>> Begin Input rows
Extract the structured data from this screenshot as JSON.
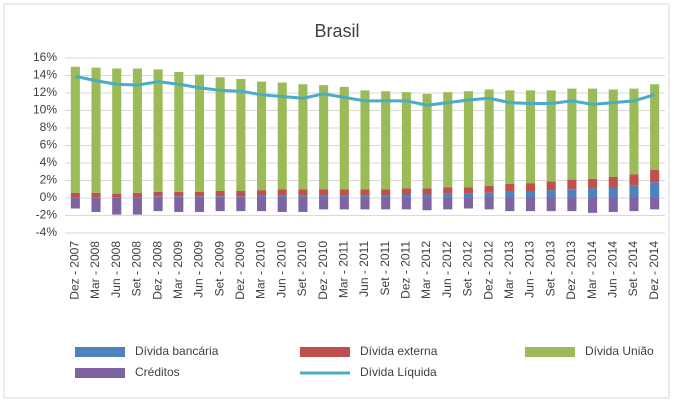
{
  "chart_data": {
    "type": "bar",
    "stacked": true,
    "title": "Brasil",
    "categories": [
      "Dez - 2007",
      "Mar - 2008",
      "Jun - 2008",
      "Set - 2008",
      "Dez - 2008",
      "Mar - 2009",
      "Jun - 2009",
      "Set - 2009",
      "Dez - 2009",
      "Mar - 2010",
      "Jun - 2010",
      "Set - 2010",
      "Dez - 2010",
      "Mar - 2011",
      "Jun - 2011",
      "Set - 2011",
      "Dez - 2011",
      "Mar - 2012",
      "Jun - 2012",
      "Set - 2012",
      "Dez - 2012",
      "Mar - 2013",
      "Jun - 2013",
      "Set - 2013",
      "Dez - 2013",
      "Mar - 2014",
      "Jun - 2014",
      "Set - 2014",
      "Dez - 2014"
    ],
    "series": [
      {
        "name": "Dívida bancária",
        "type": "bar",
        "color": "#4f81bd",
        "values": [
          0.1,
          0.1,
          0.1,
          0.1,
          0.2,
          0.2,
          0.2,
          0.2,
          0.2,
          0.3,
          0.3,
          0.3,
          0.3,
          0.3,
          0.3,
          0.3,
          0.4,
          0.4,
          0.5,
          0.5,
          0.6,
          0.7,
          0.8,
          0.9,
          1.0,
          1.1,
          1.2,
          1.4,
          1.8
        ]
      },
      {
        "name": "Dívida externa",
        "type": "bar",
        "color": "#c0504d",
        "values": [
          0.5,
          0.5,
          0.4,
          0.5,
          0.5,
          0.5,
          0.5,
          0.6,
          0.6,
          0.6,
          0.7,
          0.7,
          0.7,
          0.7,
          0.7,
          0.7,
          0.7,
          0.7,
          0.7,
          0.7,
          0.8,
          0.9,
          0.9,
          1.0,
          1.1,
          1.1,
          1.2,
          1.3,
          1.4
        ]
      },
      {
        "name": "Dívida União",
        "type": "bar",
        "color": "#9bbb59",
        "values": [
          14.4,
          14.3,
          14.3,
          14.2,
          14.0,
          13.7,
          13.4,
          13.0,
          12.8,
          12.4,
          12.2,
          12.0,
          11.9,
          11.7,
          11.3,
          11.2,
          11.0,
          10.8,
          10.9,
          11.0,
          11.0,
          10.7,
          10.6,
          10.4,
          10.4,
          10.3,
          10.0,
          9.8,
          9.8
        ]
      },
      {
        "name": "Créditos",
        "type": "bar",
        "color": "#8064a2",
        "values": [
          -1.2,
          -1.6,
          -1.9,
          -1.9,
          -1.5,
          -1.6,
          -1.6,
          -1.5,
          -1.5,
          -1.5,
          -1.6,
          -1.6,
          -1.3,
          -1.3,
          -1.3,
          -1.3,
          -1.3,
          -1.4,
          -1.3,
          -1.2,
          -1.3,
          -1.5,
          -1.5,
          -1.5,
          -1.5,
          -1.7,
          -1.6,
          -1.5,
          -1.3
        ]
      },
      {
        "name": "Dívida Líquida",
        "type": "line",
        "color": "#4bacc6",
        "values": [
          13.9,
          13.4,
          13.0,
          12.9,
          13.3,
          13.0,
          12.6,
          12.3,
          12.2,
          11.8,
          11.6,
          11.4,
          11.9,
          11.5,
          11.1,
          11.1,
          11.1,
          10.6,
          10.9,
          11.2,
          11.4,
          10.9,
          10.8,
          10.8,
          11.1,
          10.7,
          10.9,
          11.1,
          11.8
        ]
      }
    ],
    "ylim": [
      -4,
      16
    ],
    "yticks": [
      {
        "value": -4,
        "label": "-4%"
      },
      {
        "value": -2,
        "label": "-2%"
      },
      {
        "value": 0,
        "label": "0%"
      },
      {
        "value": 2,
        "label": "2%"
      },
      {
        "value": 4,
        "label": "4%"
      },
      {
        "value": 6,
        "label": "6%"
      },
      {
        "value": 8,
        "label": "8%"
      },
      {
        "value": 10,
        "label": "10%"
      },
      {
        "value": 12,
        "label": "12%"
      },
      {
        "value": 14,
        "label": "14%"
      },
      {
        "value": 16,
        "label": "16%"
      }
    ],
    "grid": true,
    "legend": "bottom"
  }
}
>> End Input rows
Show the lines where the word "name" appears in the entries.

Answer in full »
        "name": "Dívida bancária",
        "name": "Dívida externa",
        "name": "Dívida União",
        "name": "Créditos",
        "name": "Dívida Líquida",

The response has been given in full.